Bounding box annotations
_____

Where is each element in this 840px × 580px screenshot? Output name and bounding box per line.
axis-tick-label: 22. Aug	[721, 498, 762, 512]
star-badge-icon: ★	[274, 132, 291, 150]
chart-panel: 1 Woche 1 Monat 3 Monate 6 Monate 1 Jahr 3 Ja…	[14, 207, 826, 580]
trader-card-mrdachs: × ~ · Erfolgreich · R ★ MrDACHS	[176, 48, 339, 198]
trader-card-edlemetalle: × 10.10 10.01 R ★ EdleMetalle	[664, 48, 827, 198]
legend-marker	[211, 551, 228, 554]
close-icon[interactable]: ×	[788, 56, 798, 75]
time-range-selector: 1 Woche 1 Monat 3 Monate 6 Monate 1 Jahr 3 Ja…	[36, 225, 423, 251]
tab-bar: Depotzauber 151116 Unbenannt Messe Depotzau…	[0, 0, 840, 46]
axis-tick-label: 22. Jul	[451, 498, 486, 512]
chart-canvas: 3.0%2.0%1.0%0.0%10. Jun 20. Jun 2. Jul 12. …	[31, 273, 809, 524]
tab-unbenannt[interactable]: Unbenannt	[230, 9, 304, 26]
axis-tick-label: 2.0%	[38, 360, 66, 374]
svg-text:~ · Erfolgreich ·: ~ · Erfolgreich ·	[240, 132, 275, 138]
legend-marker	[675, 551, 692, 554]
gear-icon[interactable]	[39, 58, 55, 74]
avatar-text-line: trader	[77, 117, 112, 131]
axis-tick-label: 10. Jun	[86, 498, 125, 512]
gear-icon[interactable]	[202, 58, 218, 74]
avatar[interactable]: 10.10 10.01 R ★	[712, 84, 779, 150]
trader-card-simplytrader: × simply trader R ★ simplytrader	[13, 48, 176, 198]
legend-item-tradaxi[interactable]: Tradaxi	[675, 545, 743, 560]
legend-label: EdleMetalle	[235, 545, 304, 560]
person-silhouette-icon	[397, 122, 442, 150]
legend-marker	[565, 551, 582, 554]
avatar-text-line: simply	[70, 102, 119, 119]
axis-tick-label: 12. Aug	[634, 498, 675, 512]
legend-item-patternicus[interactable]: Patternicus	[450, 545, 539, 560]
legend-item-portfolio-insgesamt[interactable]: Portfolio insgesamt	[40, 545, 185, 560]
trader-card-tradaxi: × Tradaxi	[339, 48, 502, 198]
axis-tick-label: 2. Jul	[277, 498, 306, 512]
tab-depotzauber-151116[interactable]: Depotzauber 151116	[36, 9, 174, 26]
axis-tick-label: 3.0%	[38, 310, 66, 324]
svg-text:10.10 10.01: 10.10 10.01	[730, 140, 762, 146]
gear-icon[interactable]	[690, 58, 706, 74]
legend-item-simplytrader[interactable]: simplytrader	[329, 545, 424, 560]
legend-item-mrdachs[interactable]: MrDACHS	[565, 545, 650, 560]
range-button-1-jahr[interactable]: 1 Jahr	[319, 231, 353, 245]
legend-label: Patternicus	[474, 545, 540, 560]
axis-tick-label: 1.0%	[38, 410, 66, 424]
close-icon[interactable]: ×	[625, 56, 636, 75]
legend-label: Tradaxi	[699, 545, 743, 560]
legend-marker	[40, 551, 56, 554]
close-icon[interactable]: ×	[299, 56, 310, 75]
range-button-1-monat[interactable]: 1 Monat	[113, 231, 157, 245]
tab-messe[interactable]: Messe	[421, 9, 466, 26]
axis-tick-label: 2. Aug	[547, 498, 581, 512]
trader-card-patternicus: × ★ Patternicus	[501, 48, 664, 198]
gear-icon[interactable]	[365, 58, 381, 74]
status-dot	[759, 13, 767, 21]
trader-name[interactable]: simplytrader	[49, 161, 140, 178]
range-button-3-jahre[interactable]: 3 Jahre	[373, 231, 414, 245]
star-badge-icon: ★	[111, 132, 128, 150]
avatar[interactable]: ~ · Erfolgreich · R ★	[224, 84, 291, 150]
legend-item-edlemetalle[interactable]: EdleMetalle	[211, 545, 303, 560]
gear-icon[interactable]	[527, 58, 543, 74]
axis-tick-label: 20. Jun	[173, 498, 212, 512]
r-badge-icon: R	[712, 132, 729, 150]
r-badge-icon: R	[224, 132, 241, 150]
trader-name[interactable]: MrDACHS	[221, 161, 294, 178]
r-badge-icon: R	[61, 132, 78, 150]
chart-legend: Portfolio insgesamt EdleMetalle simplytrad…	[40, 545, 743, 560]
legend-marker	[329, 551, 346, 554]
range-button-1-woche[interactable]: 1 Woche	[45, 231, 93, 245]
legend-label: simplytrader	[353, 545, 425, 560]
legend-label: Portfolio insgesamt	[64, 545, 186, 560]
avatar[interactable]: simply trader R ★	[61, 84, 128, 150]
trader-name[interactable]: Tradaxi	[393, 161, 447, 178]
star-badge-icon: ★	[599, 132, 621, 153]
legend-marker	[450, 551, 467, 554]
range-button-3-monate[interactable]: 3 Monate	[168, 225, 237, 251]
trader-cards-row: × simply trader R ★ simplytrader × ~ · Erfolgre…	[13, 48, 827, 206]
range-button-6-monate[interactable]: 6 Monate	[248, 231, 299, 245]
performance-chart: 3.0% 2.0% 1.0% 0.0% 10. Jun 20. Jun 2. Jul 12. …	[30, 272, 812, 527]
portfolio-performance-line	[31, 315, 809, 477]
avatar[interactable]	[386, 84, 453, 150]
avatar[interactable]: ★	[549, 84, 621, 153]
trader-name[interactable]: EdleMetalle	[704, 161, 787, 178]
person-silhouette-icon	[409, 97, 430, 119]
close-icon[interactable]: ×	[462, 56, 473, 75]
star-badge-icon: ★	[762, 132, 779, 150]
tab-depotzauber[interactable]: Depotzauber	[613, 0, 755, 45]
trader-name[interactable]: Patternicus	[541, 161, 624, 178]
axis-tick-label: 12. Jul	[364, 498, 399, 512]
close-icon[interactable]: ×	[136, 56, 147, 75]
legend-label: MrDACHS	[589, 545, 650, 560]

_____

**Job:** Copy out every line of these records word for word, with nothing changed.

**Result for this task:**
Where is each element in this 840px × 580px screenshot? Output name and bounding box per line.
axis-tick-label: 22. Aug	[721, 498, 762, 512]
star-badge-icon: ★	[274, 132, 291, 150]
chart-panel: 1 Woche 1 Monat 3 Monate 6 Monate 1 Jahr 3 Ja…	[14, 207, 826, 580]
trader-card-mrdachs: × ~ · Erfolgreich · R ★ MrDACHS	[176, 48, 339, 198]
trader-card-edlemetalle: × 10.10 10.01 R ★ EdleMetalle	[664, 48, 827, 198]
legend-marker	[211, 551, 228, 554]
close-icon[interactable]: ×	[788, 56, 798, 75]
time-range-selector: 1 Woche 1 Monat 3 Monate 6 Monate 1 Jahr 3 Ja…	[36, 225, 423, 251]
tab-bar: Depotzauber 151116 Unbenannt Messe Depotzau…	[0, 0, 840, 46]
axis-tick-label: 22. Jul	[451, 498, 486, 512]
chart-canvas: 3.0%2.0%1.0%0.0%10. Jun 20. Jun 2. Jul 12. …	[31, 273, 809, 524]
tab-unbenannt[interactable]: Unbenannt	[230, 9, 304, 26]
axis-tick-label: 2.0%	[38, 360, 66, 374]
svg-text:~ · Erfolgreich ·: ~ · Erfolgreich ·	[240, 132, 275, 138]
legend-marker	[675, 551, 692, 554]
gear-icon[interactable]	[39, 58, 55, 74]
avatar-text-line: trader	[77, 117, 112, 131]
axis-tick-label: 10. Jun	[86, 498, 125, 512]
gear-icon[interactable]	[202, 58, 218, 74]
avatar[interactable]: 10.10 10.01 R ★	[712, 84, 779, 150]
trader-card-simplytrader: × simply trader R ★ simplytrader	[13, 48, 176, 198]
legend-item-tradaxi[interactable]: Tradaxi	[675, 545, 743, 560]
legend-label: EdleMetalle	[235, 545, 304, 560]
person-silhouette-icon	[397, 122, 442, 150]
legend-marker	[565, 551, 582, 554]
avatar-text-line: simply	[70, 102, 119, 119]
axis-tick-label: 12. Aug	[634, 498, 675, 512]
legend-item-patternicus[interactable]: Patternicus	[450, 545, 539, 560]
legend-item-portfolio-insgesamt[interactable]: Portfolio insgesamt	[40, 545, 185, 560]
trader-card-tradaxi: × Tradaxi	[339, 48, 502, 198]
axis-tick-label: 2. Jul	[277, 498, 306, 512]
tab-depotzauber-151116[interactable]: Depotzauber 151116	[36, 9, 174, 26]
axis-tick-label: 3.0%	[38, 310, 66, 324]
svg-text:10.10 10.01: 10.10 10.01	[730, 140, 762, 146]
gear-icon[interactable]	[690, 58, 706, 74]
legend-item-simplytrader[interactable]: simplytrader	[329, 545, 424, 560]
legend-item-mrdachs[interactable]: MrDACHS	[565, 545, 650, 560]
range-button-1-jahr[interactable]: 1 Jahr	[319, 231, 353, 245]
legend-label: Patternicus	[474, 545, 540, 560]
axis-tick-label: 1.0%	[38, 410, 66, 424]
close-icon[interactable]: ×	[625, 56, 636, 75]
legend-label: Tradaxi	[699, 545, 743, 560]
legend-marker	[40, 551, 56, 554]
close-icon[interactable]: ×	[299, 56, 310, 75]
range-button-1-monat[interactable]: 1 Monat	[113, 231, 157, 245]
tab-messe[interactable]: Messe	[421, 9, 466, 26]
axis-tick-label: 2. Aug	[547, 498, 581, 512]
trader-card-patternicus: × ★ Patternicus	[501, 48, 664, 198]
gear-icon[interactable]	[365, 58, 381, 74]
status-dot	[759, 13, 767, 21]
trader-name[interactable]: simplytrader	[49, 161, 140, 178]
range-button-3-jahre[interactable]: 3 Jahre	[373, 231, 414, 245]
star-badge-icon: ★	[111, 132, 128, 150]
avatar[interactable]: ~ · Erfolgreich · R ★	[224, 84, 291, 150]
legend-item-edlemetalle[interactable]: EdleMetalle	[211, 545, 303, 560]
gear-icon[interactable]	[527, 58, 543, 74]
axis-tick-label: 20. Jun	[173, 498, 212, 512]
r-badge-icon: R	[712, 132, 729, 150]
r-badge-icon: R	[224, 132, 241, 150]
trader-name[interactable]: MrDACHS	[221, 161, 294, 178]
r-badge-icon: R	[61, 132, 78, 150]
chart-legend: Portfolio insgesamt EdleMetalle simplytrad…	[40, 545, 743, 560]
legend-marker	[329, 551, 346, 554]
range-button-1-woche[interactable]: 1 Woche	[45, 231, 93, 245]
legend-label: simplytrader	[353, 545, 425, 560]
legend-label: Portfolio insgesamt	[64, 545, 186, 560]
avatar[interactable]: simply trader R ★	[61, 84, 128, 150]
trader-name[interactable]: Tradaxi	[393, 161, 447, 178]
star-badge-icon: ★	[599, 132, 621, 153]
legend-marker	[450, 551, 467, 554]
range-button-3-monate[interactable]: 3 Monate	[168, 225, 237, 251]
trader-cards-row: × simply trader R ★ simplytrader × ~ · Erfolgre…	[13, 48, 827, 206]
range-button-6-monate[interactable]: 6 Monate	[248, 231, 299, 245]
performance-chart: 3.0% 2.0% 1.0% 0.0% 10. Jun 20. Jun 2. Jul 12. …	[30, 272, 812, 527]
portfolio-performance-line	[31, 315, 809, 477]
avatar[interactable]	[386, 84, 453, 150]
avatar[interactable]: ★	[549, 84, 621, 153]
trader-name[interactable]: EdleMetalle	[704, 161, 787, 178]
person-silhouette-icon	[409, 97, 430, 119]
close-icon[interactable]: ×	[462, 56, 473, 75]
star-badge-icon: ★	[762, 132, 779, 150]
tab-depotzauber[interactable]: Depotzauber	[613, 0, 755, 45]
trader-name[interactable]: Patternicus	[541, 161, 624, 178]
axis-tick-label: 12. Jul	[364, 498, 399, 512]
close-icon[interactable]: ×	[136, 56, 147, 75]
legend-label: MrDACHS	[589, 545, 650, 560]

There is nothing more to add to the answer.